Your task is to transcribe the records exactly, skipping every image.
---------------
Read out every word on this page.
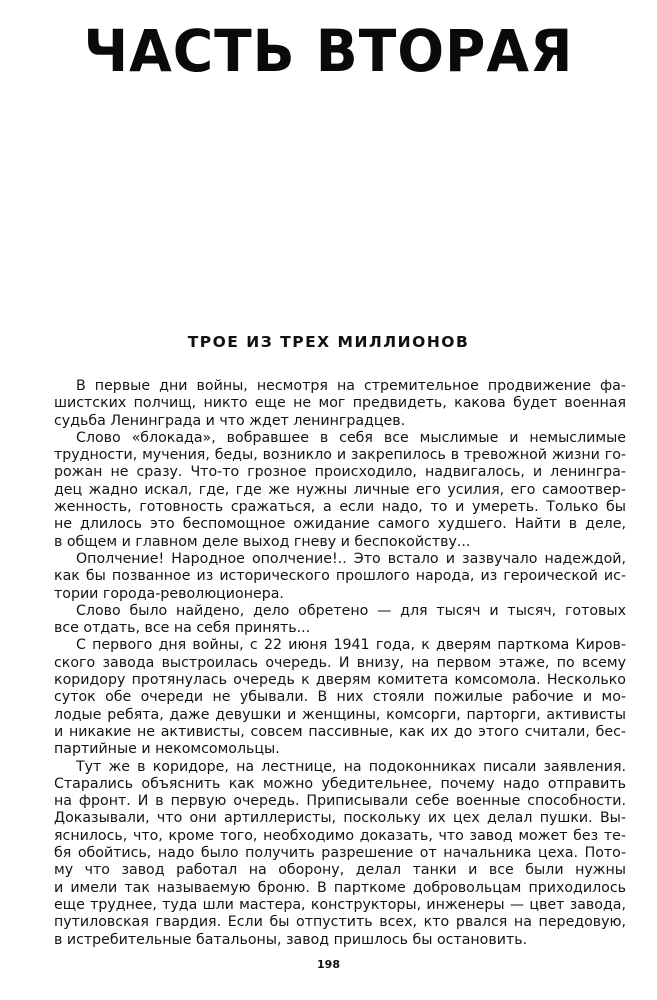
ЧАСТЬ ВТОРАЯ
ТРОЕ ИЗ ТРЕХ МИЛЛИОНОВ

В первые дни войны, несмотря на стремительное продвижение фа-
шистских полчищ, никто еще не мог предвидеть, какова будет военная
судьба Ленинграда и что ждет ленинградцев.

Слово «блокада», вобравшее в себя все мыслимые и немыслимые
трудности, мучения, беды, возникло и закрепилось в тревожной жизни го-
рожан не сразу. Что-то грозное происходило, надвигалось, и ленингра-
дец жадно искал, где, где же нужны личные его усилия, его самоотвер-
женность, готовность сражаться, а если надо, то и умереть. Только бы
не длилось это беспомощное ожидание самого худшего. Найти в деле,
в общем и главном деле выход гневу и беспокойству...

Ополчение! Народное ополчение!.. Это встало и зазвучало надеждой,
как бы позванное из исторического прошлого народа, из героической ис-
тории города-революционера.

Слово было найдено, дело обретено — для тысяч и тысяч, готовых
все отдать, все на себя принять...

С первого дня войны, с 22 июня 1941 года, к дверям парткома Киров-
ского завода выстроилась очередь. И внизу, на первом этаже, по всему
коридору протянулась очередь к дверям комитета комсомола. Несколько
суток обе очереди не убывали. В них стояли пожилые рабочие и мо-
лодые ребята, даже девушки и женщины, комсорги, парторги, активисты
и никакие не активисты, совсем пассивные, как их до этого считали, бес-
партийные и некомсомольцы.

Тут же в коридоре, на лестнице, на подоконниках писали заявления.
Старались объяснить как можно убедительнее, почему надо отправить
на фронт. И в первую очередь. Приписывали себе военные способности.
Доказывали, что они артиллеристы, поскольку их цех делал пушки. Вы-
яснилось, что, кроме того, необходимо доказать, что завод может без те-
бя обойтись, надо было получить разрешение от начальника цеха. Пото-
му что завод работал на оборону, делал танки и все были нужны
и имели так называемую броню. В парткоме добровольцам приходилось
еще труднее, туда шли мастера, конструкторы, инженеры — цвет завода,
путиловская гвардия. Если бы отпустить всех, кто рвался на передовую,
в истребительные батальоны, завод пришлось бы остановить.

198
---------------
• **Problem solution**
Read out every word on this page.
ЧАСТЬ ВТОРАЯ
ТРОЕ ИЗ ТРЕХ МИЛЛИОНОВ

В первые дни войны, несмотря на стремительное продвижение фа-
шистских полчищ, никто еще не мог предвидеть, какова будет военная
судьба Ленинграда и что ждет ленинградцев.

Слово «блокада», вобравшее в себя все мыслимые и немыслимые
трудности, мучения, беды, возникло и закрепилось в тревожной жизни го-
рожан не сразу. Что-то грозное происходило, надвигалось, и ленингра-
дец жадно искал, где, где же нужны личные его усилия, его самоотвер-
женность, готовность сражаться, а если надо, то и умереть. Только бы
не длилось это беспомощное ожидание самого худшего. Найти в деле,
в общем и главном деле выход гневу и беспокойству...

Ополчение! Народное ополчение!.. Это встало и зазвучало надеждой,
как бы позванное из исторического прошлого народа, из героической ис-
тории города-революционера.

Слово было найдено, дело обретено — для тысяч и тысяч, готовых
все отдать, все на себя принять...

С первого дня войны, с 22 июня 1941 года, к дверям парткома Киров-
ского завода выстроилась очередь. И внизу, на первом этаже, по всему
коридору протянулась очередь к дверям комитета комсомола. Несколько
суток обе очереди не убывали. В них стояли пожилые рабочие и мо-
лодые ребята, даже девушки и женщины, комсорги, парторги, активисты
и никакие не активисты, совсем пассивные, как их до этого считали, бес-
партийные и некомсомольцы.

Тут же в коридоре, на лестнице, на подоконниках писали заявления.
Старались объяснить как можно убедительнее, почему надо отправить
на фронт. И в первую очередь. Приписывали себе военные способности.
Доказывали, что они артиллеристы, поскольку их цех делал пушки. Вы-
яснилось, что, кроме того, необходимо доказать, что завод может без те-
бя обойтись, надо было получить разрешение от начальника цеха. Пото-
му что завод работал на оборону, делал танки и все были нужны
и имели так называемую броню. В парткоме добровольцам приходилось
еще труднее, туда шли мастера, конструкторы, инженеры — цвет завода,
путиловская гвардия. Если бы отпустить всех, кто рвался на передовую,
в истребительные батальоны, завод пришлось бы остановить.

198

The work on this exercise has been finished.